▶ **Written instruction**:
In the entries below, how many lines hold the string "قبلنا"? Give only the number.

▶ **Data supplied**:
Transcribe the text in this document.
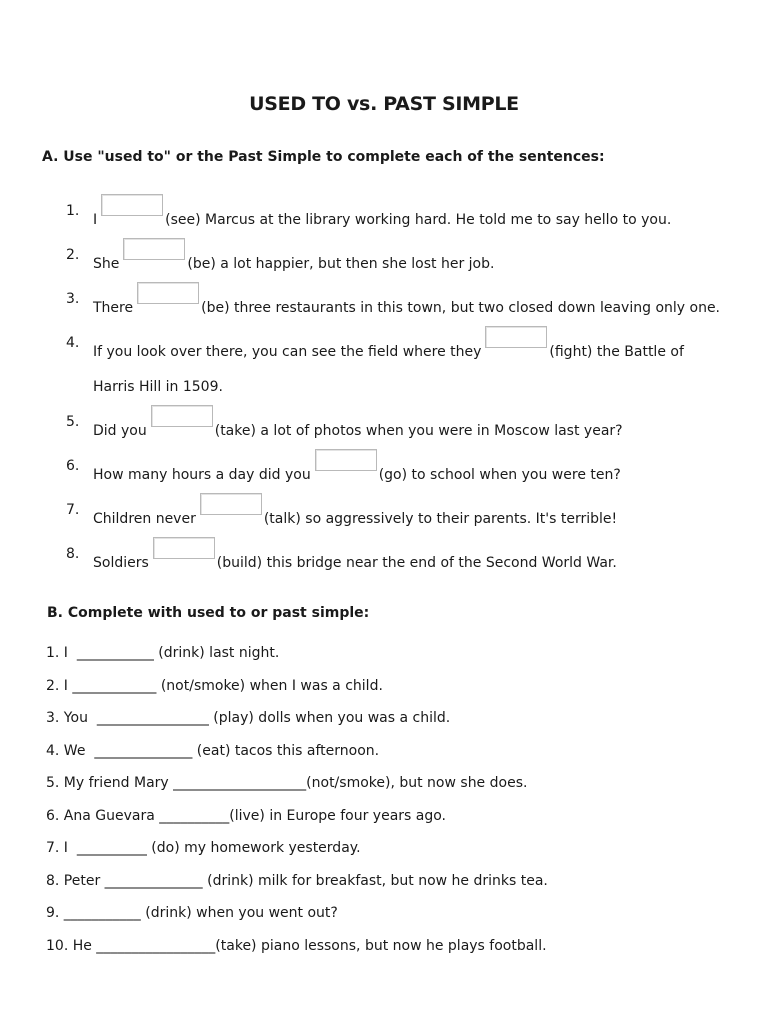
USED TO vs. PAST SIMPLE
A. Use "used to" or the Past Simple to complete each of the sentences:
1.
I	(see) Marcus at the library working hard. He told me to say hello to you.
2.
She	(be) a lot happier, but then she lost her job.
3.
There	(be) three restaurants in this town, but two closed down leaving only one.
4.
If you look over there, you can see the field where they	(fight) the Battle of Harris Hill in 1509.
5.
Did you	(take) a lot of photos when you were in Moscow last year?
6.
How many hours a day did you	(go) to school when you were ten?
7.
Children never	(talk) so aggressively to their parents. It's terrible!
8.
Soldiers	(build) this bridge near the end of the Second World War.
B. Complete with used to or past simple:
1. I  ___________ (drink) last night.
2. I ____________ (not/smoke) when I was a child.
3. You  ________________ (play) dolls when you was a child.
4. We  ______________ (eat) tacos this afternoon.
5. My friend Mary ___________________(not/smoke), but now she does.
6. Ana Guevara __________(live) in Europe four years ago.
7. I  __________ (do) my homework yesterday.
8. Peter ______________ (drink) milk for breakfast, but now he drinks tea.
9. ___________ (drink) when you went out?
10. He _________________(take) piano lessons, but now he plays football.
---
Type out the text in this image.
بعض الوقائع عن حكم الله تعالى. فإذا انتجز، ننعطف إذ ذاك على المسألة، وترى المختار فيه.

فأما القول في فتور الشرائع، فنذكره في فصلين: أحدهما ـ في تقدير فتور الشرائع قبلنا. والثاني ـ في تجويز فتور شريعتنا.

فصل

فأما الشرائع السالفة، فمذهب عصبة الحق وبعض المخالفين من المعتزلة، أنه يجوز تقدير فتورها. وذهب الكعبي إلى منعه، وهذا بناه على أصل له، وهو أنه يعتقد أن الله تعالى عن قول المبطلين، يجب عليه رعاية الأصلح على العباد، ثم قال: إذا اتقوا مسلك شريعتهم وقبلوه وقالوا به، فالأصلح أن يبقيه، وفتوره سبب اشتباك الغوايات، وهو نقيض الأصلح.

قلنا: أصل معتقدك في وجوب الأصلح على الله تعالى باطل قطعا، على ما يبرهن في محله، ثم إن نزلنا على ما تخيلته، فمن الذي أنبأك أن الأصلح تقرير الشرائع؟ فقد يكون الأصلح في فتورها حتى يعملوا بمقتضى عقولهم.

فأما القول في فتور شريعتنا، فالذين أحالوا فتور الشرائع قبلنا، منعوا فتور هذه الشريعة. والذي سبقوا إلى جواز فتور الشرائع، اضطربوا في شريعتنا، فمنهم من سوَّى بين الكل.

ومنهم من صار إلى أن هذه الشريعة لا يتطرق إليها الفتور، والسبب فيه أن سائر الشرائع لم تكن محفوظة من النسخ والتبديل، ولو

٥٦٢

▶ **The output**:
2